*OBJECTIVE*. Return the records in full, exactly as given.

===== SUPPLIED ENTRIES =====

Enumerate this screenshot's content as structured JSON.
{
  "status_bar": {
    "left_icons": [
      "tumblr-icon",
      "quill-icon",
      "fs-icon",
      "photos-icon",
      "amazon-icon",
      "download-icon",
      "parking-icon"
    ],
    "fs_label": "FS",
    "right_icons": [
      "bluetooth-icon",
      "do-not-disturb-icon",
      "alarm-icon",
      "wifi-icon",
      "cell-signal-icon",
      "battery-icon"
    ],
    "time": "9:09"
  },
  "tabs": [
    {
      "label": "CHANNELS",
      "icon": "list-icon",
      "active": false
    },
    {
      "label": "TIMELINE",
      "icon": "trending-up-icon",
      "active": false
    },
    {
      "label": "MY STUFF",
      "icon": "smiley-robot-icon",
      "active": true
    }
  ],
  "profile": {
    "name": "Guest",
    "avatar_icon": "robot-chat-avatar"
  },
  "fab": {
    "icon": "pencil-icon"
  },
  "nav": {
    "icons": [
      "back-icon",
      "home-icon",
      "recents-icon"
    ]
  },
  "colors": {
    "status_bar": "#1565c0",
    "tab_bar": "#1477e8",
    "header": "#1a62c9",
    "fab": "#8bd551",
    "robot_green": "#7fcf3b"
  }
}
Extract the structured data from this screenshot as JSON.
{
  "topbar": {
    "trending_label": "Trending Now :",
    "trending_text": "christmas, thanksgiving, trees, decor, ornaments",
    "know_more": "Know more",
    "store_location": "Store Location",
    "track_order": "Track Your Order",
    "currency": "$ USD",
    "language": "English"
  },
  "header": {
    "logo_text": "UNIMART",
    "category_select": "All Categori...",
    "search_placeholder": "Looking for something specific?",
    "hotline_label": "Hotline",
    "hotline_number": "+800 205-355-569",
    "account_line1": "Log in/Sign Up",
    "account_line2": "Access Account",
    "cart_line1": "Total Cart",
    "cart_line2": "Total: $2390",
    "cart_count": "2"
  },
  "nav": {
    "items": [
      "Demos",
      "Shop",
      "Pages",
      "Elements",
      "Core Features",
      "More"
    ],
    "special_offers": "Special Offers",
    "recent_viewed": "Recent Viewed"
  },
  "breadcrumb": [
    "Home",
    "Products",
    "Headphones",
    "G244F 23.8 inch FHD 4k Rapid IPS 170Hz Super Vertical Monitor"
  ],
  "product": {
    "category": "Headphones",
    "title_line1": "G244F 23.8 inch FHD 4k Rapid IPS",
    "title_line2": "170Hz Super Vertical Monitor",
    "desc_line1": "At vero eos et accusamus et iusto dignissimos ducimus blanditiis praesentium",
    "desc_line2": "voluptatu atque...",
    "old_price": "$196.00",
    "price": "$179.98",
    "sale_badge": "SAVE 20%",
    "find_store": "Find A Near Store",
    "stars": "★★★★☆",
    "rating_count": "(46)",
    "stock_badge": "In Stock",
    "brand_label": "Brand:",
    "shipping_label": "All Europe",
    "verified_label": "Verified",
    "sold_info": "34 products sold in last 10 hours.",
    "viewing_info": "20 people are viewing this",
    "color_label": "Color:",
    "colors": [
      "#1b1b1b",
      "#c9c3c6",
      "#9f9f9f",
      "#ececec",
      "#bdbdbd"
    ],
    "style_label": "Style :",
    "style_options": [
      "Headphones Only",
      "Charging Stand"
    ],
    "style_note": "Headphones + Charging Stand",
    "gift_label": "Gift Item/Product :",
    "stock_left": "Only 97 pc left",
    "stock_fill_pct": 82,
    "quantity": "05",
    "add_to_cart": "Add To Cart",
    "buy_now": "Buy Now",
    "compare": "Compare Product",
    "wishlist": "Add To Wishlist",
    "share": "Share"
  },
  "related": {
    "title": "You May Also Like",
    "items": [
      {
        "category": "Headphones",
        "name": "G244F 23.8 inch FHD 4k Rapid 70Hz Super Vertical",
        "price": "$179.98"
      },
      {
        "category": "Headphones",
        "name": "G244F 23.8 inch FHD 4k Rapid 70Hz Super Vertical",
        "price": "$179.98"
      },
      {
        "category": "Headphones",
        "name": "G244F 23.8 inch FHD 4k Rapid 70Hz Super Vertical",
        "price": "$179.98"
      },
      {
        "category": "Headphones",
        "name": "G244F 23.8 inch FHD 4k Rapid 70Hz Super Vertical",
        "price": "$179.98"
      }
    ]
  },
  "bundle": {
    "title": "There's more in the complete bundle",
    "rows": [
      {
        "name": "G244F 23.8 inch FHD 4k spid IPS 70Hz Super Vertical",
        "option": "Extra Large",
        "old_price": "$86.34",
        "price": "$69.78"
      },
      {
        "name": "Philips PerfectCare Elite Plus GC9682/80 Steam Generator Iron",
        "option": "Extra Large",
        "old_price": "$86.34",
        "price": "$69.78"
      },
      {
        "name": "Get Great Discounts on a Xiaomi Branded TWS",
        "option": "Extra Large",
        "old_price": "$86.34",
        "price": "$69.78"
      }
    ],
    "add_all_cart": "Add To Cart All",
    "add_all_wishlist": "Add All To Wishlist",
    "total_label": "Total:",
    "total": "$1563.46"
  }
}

=====

*WRITTEN REPLY*.
Enumerate this screenshot's content as structured JSON.
{
  "status_bar": {
    "left_icons": [
      "tumblr-icon",
      "quill-icon",
      "fs-icon",
      "photos-icon",
      "amazon-icon",
      "download-icon",
      "parking-icon"
    ],
    "fs_label": "FS",
    "right_icons": [
      "bluetooth-icon",
      "do-not-disturb-icon",
      "alarm-icon",
      "wifi-icon",
      "cell-signal-icon",
      "battery-icon"
    ],
    "time": "9:09"
  },
  "tabs": [
    {
      "label": "CHANNELS",
      "icon": "list-icon",
      "active": false
    },
    {
      "label": "TIMELINE",
      "icon": "trending-up-icon",
      "active": false
    },
    {
      "label": "MY STUFF",
      "icon": "smiley-robot-icon",
      "active": true
    }
  ],
  "profile": {
    "name": "Guest",
    "avatar_icon": "robot-chat-avatar"
  },
  "fab": {
    "icon": "pencil-icon"
  },
  "nav": {
    "icons": [
      "back-icon",
      "home-icon",
      "recents-icon"
    ]
  },
  "colors": {
    "status_bar": "#1565c0",
    "tab_bar": "#1477e8",
    "header": "#1a62c9",
    "fab": "#8bd551",
    "robot_green": "#7fcf3b"
  }
}
Extract the structured data from this screenshot as JSON.
{
  "topbar": {
    "trending_label": "Trending Now :",
    "trending_text": "christmas, thanksgiving, trees, decor, ornaments",
    "know_more": "Know more",
    "store_location": "Store Location",
    "track_order": "Track Your Order",
    "currency": "$ USD",
    "language": "English"
  },
  "header": {
    "logo_text": "UNIMART",
    "category_select": "All Categori...",
    "search_placeholder": "Looking for something specific?",
    "hotline_label": "Hotline",
    "hotline_number": "+800 205-355-569",
    "account_line1": "Log in/Sign Up",
    "account_line2": "Access Account",
    "cart_line1": "Total Cart",
    "cart_line2": "Total: $2390",
    "cart_count": "2"
  },
  "nav": {
    "items": [
      "Demos",
      "Shop",
      "Pages",
      "Elements",
      "Core Features",
      "More"
    ],
    "special_offers": "Special Offers",
    "recent_viewed": "Recent Viewed"
  },
  "breadcrumb": [
    "Home",
    "Products",
    "Headphones",
    "G244F 23.8 inch FHD 4k Rapid IPS 170Hz Super Vertical Monitor"
  ],
  "product": {
    "category": "Headphones",
    "title_line1": "G244F 23.8 inch FHD 4k Rapid IPS",
    "title_line2": "170Hz Super Vertical Monitor",
    "desc_line1": "At vero eos et accusamus et iusto dignissimos ducimus blanditiis praesentium",
    "desc_line2": "voluptatu atque...",
    "old_price": "$196.00",
    "price": "$179.98",
    "sale_badge": "SAVE 20%",
    "find_store": "Find A Near Store",
    "stars": "★★★★☆",
    "rating_count": "(46)",
    "stock_badge": "In Stock",
    "brand_label": "Brand:",
    "shipping_label": "All Europe",
    "verified_label": "Verified",
    "sold_info": "34 products sold in last 10 hours.",
    "viewing_info": "20 people are viewing this",
    "color_label": "Color:",
    "colors": [
      "#1b1b1b",
      "#c9c3c6",
      "#9f9f9f",
      "#ececec",
      "#bdbdbd"
    ],
    "style_label": "Style :",
    "style_options": [
      "Headphones Only",
      "Charging Stand"
    ],
    "style_note": "Headphones + Charging Stand",
    "gift_label": "Gift Item/Product :",
    "stock_left": "Only 97 pc left",
    "stock_fill_pct": 82,
    "quantity": "05",
    "add_to_cart": "Add To Cart",
    "buy_now": "Buy Now",
    "compare": "Compare Product",
    "wishlist": "Add To Wishlist",
    "share": "Share"
  },
  "related": {
    "title": "You May Also Like",
    "items": [
      {
        "category": "Headphones",
        "name": "G244F 23.8 inch FHD 4k Rapid 70Hz Super Vertical",
        "price": "$179.98"
      },
      {
        "category": "Headphones",
        "name": "G244F 23.8 inch FHD 4k Rapid 70Hz Super Vertical",
        "price": "$179.98"
      },
      {
        "category": "Headphones",
        "name": "G244F 23.8 inch FHD 4k Rapid 70Hz Super Vertical",
        "price": "$179.98"
      },
      {
        "category": "Headphones",
        "name": "G244F 23.8 inch FHD 4k Rapid 70Hz Super Vertical",
        "price": "$179.98"
      }
    ]
  },
  "bundle": {
    "title": "There's more in the complete bundle",
    "rows": [
      {
        "name": "G244F 23.8 inch FHD 4k spid IPS 70Hz Super Vertical",
        "option": "Extra Large",
        "old_price": "$86.34",
        "price": "$69.78"
      },
      {
        "name": "Philips PerfectCare Elite Plus GC9682/80 Steam Generator Iron",
        "option": "Extra Large",
        "old_price": "$86.34",
        "price": "$69.78"
      },
      {
        "name": "Get Great Discounts on a Xiaomi Branded TWS",
        "option": "Extra Large",
        "old_price": "$86.34",
        "price": "$69.78"
      }
    ],
    "add_all_cart": "Add To Cart All",
    "add_all_wishlist": "Add All To Wishlist",
    "total_label": "Total:",
    "total": "$1563.46"
  }
}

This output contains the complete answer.